## Exercise inputs
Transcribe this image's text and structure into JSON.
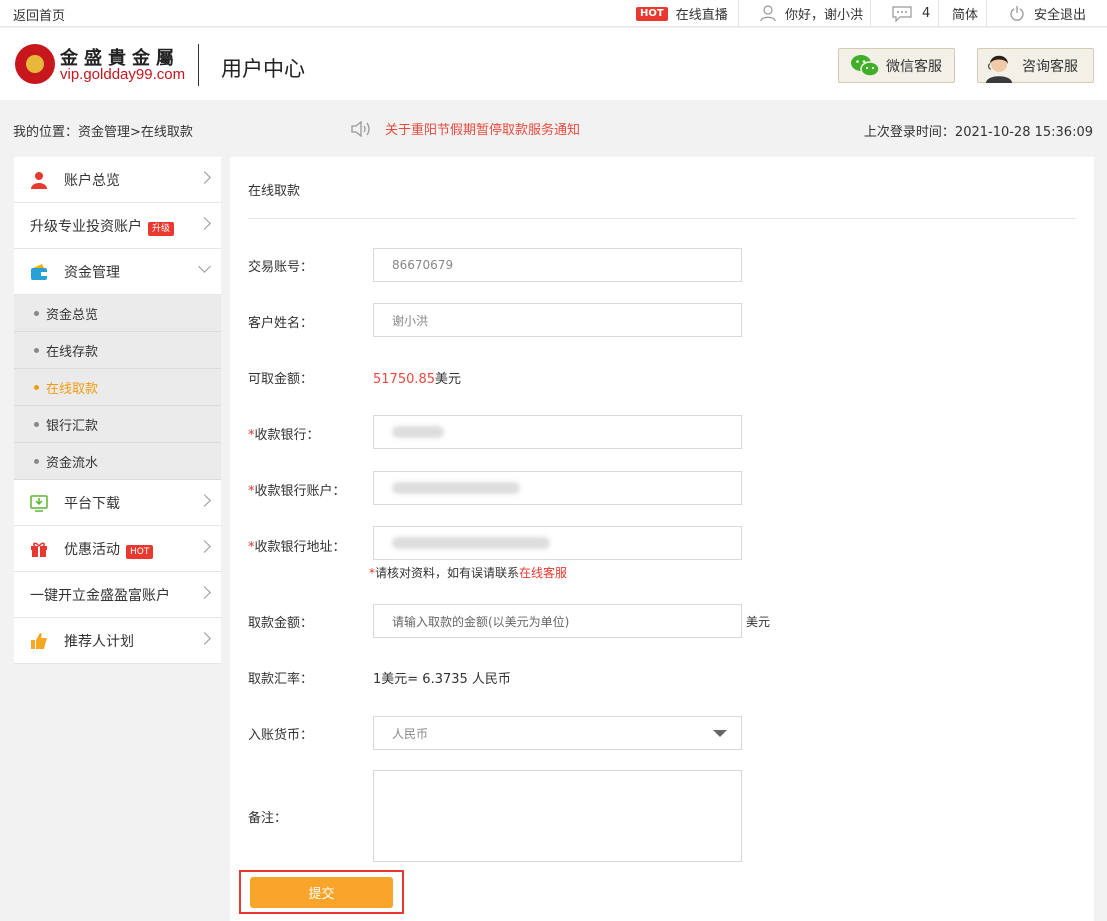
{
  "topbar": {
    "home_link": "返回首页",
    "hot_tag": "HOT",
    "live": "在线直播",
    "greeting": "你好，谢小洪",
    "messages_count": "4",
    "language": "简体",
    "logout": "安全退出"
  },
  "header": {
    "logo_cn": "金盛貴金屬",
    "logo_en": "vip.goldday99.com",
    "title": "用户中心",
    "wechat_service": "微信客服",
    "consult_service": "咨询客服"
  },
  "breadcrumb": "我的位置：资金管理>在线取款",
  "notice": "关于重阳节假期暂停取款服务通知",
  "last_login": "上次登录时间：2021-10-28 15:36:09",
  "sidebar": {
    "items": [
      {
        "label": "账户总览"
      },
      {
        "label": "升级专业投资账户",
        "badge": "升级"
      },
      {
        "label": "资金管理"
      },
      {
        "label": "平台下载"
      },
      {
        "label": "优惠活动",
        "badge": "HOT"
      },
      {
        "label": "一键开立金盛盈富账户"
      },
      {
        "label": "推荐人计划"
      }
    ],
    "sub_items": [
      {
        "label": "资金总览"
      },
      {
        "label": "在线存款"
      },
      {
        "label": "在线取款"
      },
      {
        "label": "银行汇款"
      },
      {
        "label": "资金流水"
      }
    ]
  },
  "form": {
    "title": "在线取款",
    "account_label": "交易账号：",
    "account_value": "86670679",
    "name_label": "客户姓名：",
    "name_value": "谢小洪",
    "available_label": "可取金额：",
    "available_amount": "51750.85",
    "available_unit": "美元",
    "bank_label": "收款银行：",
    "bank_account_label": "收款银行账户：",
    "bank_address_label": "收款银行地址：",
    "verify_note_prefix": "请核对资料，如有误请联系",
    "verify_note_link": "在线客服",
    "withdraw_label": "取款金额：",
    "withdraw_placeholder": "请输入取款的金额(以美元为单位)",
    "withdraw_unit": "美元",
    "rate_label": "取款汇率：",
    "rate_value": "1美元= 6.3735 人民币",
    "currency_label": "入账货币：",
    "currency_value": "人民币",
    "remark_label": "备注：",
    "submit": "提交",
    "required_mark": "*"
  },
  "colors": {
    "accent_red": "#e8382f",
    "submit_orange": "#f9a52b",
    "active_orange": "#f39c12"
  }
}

## Set task
Copy out the whole listing exactly, and don't carry over any pictures.

## Response to this task
Transcribe this image's text and structure into JSON.
{
  "topbar": {
    "home_link": "返回首页",
    "hot_tag": "HOT",
    "live": "在线直播",
    "greeting": "你好，谢小洪",
    "messages_count": "4",
    "language": "简体",
    "logout": "安全退出"
  },
  "header": {
    "logo_cn": "金盛貴金屬",
    "logo_en": "vip.goldday99.com",
    "title": "用户中心",
    "wechat_service": "微信客服",
    "consult_service": "咨询客服"
  },
  "breadcrumb": "我的位置：资金管理>在线取款",
  "notice": "关于重阳节假期暂停取款服务通知",
  "last_login": "上次登录时间：2021-10-28 15:36:09",
  "sidebar": {
    "items": [
      {
        "label": "账户总览"
      },
      {
        "label": "升级专业投资账户",
        "badge": "升级"
      },
      {
        "label": "资金管理"
      },
      {
        "label": "平台下载"
      },
      {
        "label": "优惠活动",
        "badge": "HOT"
      },
      {
        "label": "一键开立金盛盈富账户"
      },
      {
        "label": "推荐人计划"
      }
    ],
    "sub_items": [
      {
        "label": "资金总览"
      },
      {
        "label": "在线存款"
      },
      {
        "label": "在线取款"
      },
      {
        "label": "银行汇款"
      },
      {
        "label": "资金流水"
      }
    ]
  },
  "form": {
    "title": "在线取款",
    "account_label": "交易账号：",
    "account_value": "86670679",
    "name_label": "客户姓名：",
    "name_value": "谢小洪",
    "available_label": "可取金额：",
    "available_amount": "51750.85",
    "available_unit": "美元",
    "bank_label": "收款银行：",
    "bank_account_label": "收款银行账户：",
    "bank_address_label": "收款银行地址：",
    "verify_note_prefix": "请核对资料，如有误请联系",
    "verify_note_link": "在线客服",
    "withdraw_label": "取款金额：",
    "withdraw_placeholder": "请输入取款的金额(以美元为单位)",
    "withdraw_unit": "美元",
    "rate_label": "取款汇率：",
    "rate_value": "1美元= 6.3735 人民币",
    "currency_label": "入账货币：",
    "currency_value": "人民币",
    "remark_label": "备注：",
    "submit": "提交",
    "required_mark": "*"
  },
  "colors": {
    "accent_red": "#e8382f",
    "submit_orange": "#f9a52b",
    "active_orange": "#f39c12"
  }
}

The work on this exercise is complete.